DATA EXTRACT section start

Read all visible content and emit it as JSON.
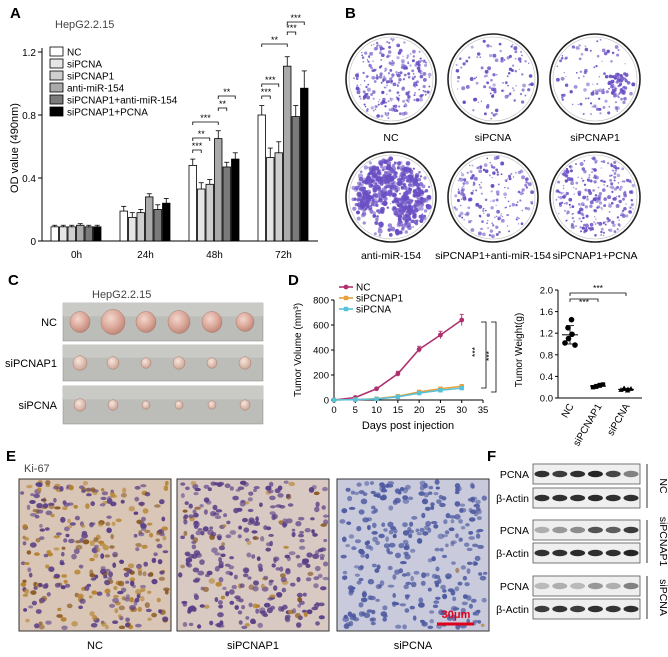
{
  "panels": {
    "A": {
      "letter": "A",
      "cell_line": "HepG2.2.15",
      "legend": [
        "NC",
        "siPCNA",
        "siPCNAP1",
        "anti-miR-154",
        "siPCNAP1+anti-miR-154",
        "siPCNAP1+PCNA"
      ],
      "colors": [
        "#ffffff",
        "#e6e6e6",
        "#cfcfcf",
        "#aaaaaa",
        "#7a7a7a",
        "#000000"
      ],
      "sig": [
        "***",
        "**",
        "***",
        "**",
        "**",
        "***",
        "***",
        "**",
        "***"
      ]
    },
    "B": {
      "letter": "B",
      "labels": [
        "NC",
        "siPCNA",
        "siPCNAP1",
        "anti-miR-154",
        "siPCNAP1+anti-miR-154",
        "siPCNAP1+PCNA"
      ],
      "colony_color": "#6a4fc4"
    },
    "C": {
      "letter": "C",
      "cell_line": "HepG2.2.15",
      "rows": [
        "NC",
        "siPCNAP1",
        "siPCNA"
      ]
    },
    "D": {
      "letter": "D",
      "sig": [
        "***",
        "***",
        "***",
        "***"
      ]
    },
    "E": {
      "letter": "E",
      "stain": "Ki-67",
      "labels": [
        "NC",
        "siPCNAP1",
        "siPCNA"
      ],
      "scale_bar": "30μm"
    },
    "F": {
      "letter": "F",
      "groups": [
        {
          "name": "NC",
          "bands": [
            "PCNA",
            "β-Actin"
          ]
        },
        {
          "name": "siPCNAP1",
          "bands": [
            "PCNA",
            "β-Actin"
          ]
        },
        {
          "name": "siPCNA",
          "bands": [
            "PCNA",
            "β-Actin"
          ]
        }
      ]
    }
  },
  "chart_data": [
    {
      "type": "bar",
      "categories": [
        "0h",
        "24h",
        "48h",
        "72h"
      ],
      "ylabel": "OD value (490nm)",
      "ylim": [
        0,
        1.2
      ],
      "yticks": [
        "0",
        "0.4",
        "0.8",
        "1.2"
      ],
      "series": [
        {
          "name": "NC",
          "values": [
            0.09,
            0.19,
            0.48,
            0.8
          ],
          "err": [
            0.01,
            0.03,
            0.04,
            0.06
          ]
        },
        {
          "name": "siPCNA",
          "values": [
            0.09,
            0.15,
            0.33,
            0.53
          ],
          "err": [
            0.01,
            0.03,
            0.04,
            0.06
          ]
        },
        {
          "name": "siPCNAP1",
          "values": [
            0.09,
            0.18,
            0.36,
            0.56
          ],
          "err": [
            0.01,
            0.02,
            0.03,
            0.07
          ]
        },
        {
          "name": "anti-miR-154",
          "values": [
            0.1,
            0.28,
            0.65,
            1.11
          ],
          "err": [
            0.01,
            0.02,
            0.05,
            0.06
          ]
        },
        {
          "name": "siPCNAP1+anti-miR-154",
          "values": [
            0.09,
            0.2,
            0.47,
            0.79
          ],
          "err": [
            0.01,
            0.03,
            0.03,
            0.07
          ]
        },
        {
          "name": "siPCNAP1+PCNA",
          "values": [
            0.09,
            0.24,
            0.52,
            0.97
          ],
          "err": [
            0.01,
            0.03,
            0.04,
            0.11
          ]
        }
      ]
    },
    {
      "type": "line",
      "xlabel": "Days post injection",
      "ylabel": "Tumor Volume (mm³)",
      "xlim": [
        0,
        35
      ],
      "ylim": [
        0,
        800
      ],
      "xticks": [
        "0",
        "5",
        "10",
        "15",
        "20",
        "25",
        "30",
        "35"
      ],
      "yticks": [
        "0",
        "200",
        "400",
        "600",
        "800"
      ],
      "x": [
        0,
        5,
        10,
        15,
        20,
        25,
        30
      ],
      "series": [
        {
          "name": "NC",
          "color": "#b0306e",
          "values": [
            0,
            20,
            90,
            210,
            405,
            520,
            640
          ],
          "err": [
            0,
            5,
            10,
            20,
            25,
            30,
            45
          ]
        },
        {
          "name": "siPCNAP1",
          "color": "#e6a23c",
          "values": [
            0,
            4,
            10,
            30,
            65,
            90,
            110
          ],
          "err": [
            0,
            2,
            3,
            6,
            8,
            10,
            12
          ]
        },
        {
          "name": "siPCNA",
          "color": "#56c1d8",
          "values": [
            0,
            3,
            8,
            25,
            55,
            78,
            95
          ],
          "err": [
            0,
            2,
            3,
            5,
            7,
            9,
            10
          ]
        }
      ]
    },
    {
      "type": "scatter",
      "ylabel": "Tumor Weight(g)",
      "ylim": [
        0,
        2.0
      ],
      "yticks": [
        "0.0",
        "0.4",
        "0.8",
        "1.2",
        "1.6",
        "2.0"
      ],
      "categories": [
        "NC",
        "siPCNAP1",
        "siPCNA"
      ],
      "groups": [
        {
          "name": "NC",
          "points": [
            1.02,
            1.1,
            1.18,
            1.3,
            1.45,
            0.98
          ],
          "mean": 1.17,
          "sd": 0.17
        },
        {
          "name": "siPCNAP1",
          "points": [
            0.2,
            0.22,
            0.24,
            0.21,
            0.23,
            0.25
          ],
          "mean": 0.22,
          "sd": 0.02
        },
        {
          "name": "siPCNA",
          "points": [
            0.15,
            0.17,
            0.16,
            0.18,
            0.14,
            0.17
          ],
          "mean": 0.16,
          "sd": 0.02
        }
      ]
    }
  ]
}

DATA EXTRACT section end

### WHAT IS NEEDED
Please provide a faithful transcription of all the data, pictures excluded.

### TASK RESULT
Read all visible content and emit it as JSON.
{
  "panels": {
    "A": {
      "letter": "A",
      "cell_line": "HepG2.2.15",
      "legend": [
        "NC",
        "siPCNA",
        "siPCNAP1",
        "anti-miR-154",
        "siPCNAP1+anti-miR-154",
        "siPCNAP1+PCNA"
      ],
      "colors": [
        "#ffffff",
        "#e6e6e6",
        "#cfcfcf",
        "#aaaaaa",
        "#7a7a7a",
        "#000000"
      ],
      "sig": [
        "***",
        "**",
        "***",
        "**",
        "**",
        "***",
        "***",
        "**",
        "***"
      ]
    },
    "B": {
      "letter": "B",
      "labels": [
        "NC",
        "siPCNA",
        "siPCNAP1",
        "anti-miR-154",
        "siPCNAP1+anti-miR-154",
        "siPCNAP1+PCNA"
      ],
      "colony_color": "#6a4fc4"
    },
    "C": {
      "letter": "C",
      "cell_line": "HepG2.2.15",
      "rows": [
        "NC",
        "siPCNAP1",
        "siPCNA"
      ]
    },
    "D": {
      "letter": "D",
      "sig": [
        "***",
        "***",
        "***",
        "***"
      ]
    },
    "E": {
      "letter": "E",
      "stain": "Ki-67",
      "labels": [
        "NC",
        "siPCNAP1",
        "siPCNA"
      ],
      "scale_bar": "30μm"
    },
    "F": {
      "letter": "F",
      "groups": [
        {
          "name": "NC",
          "bands": [
            "PCNA",
            "β-Actin"
          ]
        },
        {
          "name": "siPCNAP1",
          "bands": [
            "PCNA",
            "β-Actin"
          ]
        },
        {
          "name": "siPCNA",
          "bands": [
            "PCNA",
            "β-Actin"
          ]
        }
      ]
    }
  },
  "chart_data": [
    {
      "type": "bar",
      "categories": [
        "0h",
        "24h",
        "48h",
        "72h"
      ],
      "ylabel": "OD value (490nm)",
      "ylim": [
        0,
        1.2
      ],
      "yticks": [
        "0",
        "0.4",
        "0.8",
        "1.2"
      ],
      "series": [
        {
          "name": "NC",
          "values": [
            0.09,
            0.19,
            0.48,
            0.8
          ],
          "err": [
            0.01,
            0.03,
            0.04,
            0.06
          ]
        },
        {
          "name": "siPCNA",
          "values": [
            0.09,
            0.15,
            0.33,
            0.53
          ],
          "err": [
            0.01,
            0.03,
            0.04,
            0.06
          ]
        },
        {
          "name": "siPCNAP1",
          "values": [
            0.09,
            0.18,
            0.36,
            0.56
          ],
          "err": [
            0.01,
            0.02,
            0.03,
            0.07
          ]
        },
        {
          "name": "anti-miR-154",
          "values": [
            0.1,
            0.28,
            0.65,
            1.11
          ],
          "err": [
            0.01,
            0.02,
            0.05,
            0.06
          ]
        },
        {
          "name": "siPCNAP1+anti-miR-154",
          "values": [
            0.09,
            0.2,
            0.47,
            0.79
          ],
          "err": [
            0.01,
            0.03,
            0.03,
            0.07
          ]
        },
        {
          "name": "siPCNAP1+PCNA",
          "values": [
            0.09,
            0.24,
            0.52,
            0.97
          ],
          "err": [
            0.01,
            0.03,
            0.04,
            0.11
          ]
        }
      ]
    },
    {
      "type": "line",
      "xlabel": "Days post injection",
      "ylabel": "Tumor Volume (mm³)",
      "xlim": [
        0,
        35
      ],
      "ylim": [
        0,
        800
      ],
      "xticks": [
        "0",
        "5",
        "10",
        "15",
        "20",
        "25",
        "30",
        "35"
      ],
      "yticks": [
        "0",
        "200",
        "400",
        "600",
        "800"
      ],
      "x": [
        0,
        5,
        10,
        15,
        20,
        25,
        30
      ],
      "series": [
        {
          "name": "NC",
          "color": "#b0306e",
          "values": [
            0,
            20,
            90,
            210,
            405,
            520,
            640
          ],
          "err": [
            0,
            5,
            10,
            20,
            25,
            30,
            45
          ]
        },
        {
          "name": "siPCNAP1",
          "color": "#e6a23c",
          "values": [
            0,
            4,
            10,
            30,
            65,
            90,
            110
          ],
          "err": [
            0,
            2,
            3,
            6,
            8,
            10,
            12
          ]
        },
        {
          "name": "siPCNA",
          "color": "#56c1d8",
          "values": [
            0,
            3,
            8,
            25,
            55,
            78,
            95
          ],
          "err": [
            0,
            2,
            3,
            5,
            7,
            9,
            10
          ]
        }
      ]
    },
    {
      "type": "scatter",
      "ylabel": "Tumor Weight(g)",
      "ylim": [
        0,
        2.0
      ],
      "yticks": [
        "0.0",
        "0.4",
        "0.8",
        "1.2",
        "1.6",
        "2.0"
      ],
      "categories": [
        "NC",
        "siPCNAP1",
        "siPCNA"
      ],
      "groups": [
        {
          "name": "NC",
          "points": [
            1.02,
            1.1,
            1.18,
            1.3,
            1.45,
            0.98
          ],
          "mean": 1.17,
          "sd": 0.17
        },
        {
          "name": "siPCNAP1",
          "points": [
            0.2,
            0.22,
            0.24,
            0.21,
            0.23,
            0.25
          ],
          "mean": 0.22,
          "sd": 0.02
        },
        {
          "name": "siPCNA",
          "points": [
            0.15,
            0.17,
            0.16,
            0.18,
            0.14,
            0.17
          ],
          "mean": 0.16,
          "sd": 0.02
        }
      ]
    }
  ]
}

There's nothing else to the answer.